───── Records for this exercise

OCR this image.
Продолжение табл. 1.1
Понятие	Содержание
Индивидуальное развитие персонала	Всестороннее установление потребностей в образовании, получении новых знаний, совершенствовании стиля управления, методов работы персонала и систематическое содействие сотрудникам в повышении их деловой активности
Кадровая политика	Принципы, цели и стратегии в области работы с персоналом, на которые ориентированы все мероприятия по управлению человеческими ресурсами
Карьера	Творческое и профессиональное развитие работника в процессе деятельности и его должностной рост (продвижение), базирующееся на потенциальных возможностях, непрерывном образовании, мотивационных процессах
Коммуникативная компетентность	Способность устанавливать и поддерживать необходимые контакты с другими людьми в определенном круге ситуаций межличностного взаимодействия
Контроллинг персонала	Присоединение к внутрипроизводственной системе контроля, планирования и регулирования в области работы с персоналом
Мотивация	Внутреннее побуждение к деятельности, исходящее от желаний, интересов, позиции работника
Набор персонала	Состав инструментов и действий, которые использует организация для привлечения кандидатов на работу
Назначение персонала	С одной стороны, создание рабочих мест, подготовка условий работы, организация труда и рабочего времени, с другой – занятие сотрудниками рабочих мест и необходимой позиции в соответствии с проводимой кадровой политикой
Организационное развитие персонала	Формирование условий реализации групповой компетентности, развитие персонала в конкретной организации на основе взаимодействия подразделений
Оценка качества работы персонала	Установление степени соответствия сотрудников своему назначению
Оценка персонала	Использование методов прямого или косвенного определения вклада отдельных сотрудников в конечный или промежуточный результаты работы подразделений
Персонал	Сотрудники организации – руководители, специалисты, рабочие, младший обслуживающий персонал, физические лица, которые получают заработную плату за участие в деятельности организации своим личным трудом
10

──────────

◆ **Stated task**: Pull out every line containing "персоналом".

◆ **Task result**:
Кадровая политика	Принципы, цели и стратегии в области работы с персоналом, на которые ориентированы все мероприятия по управлению человеческими ресурсами
Контроллинг персонала	Присоединение к внутрипроизводственной системе контроля, планирования и регулирования в области работы с персоналом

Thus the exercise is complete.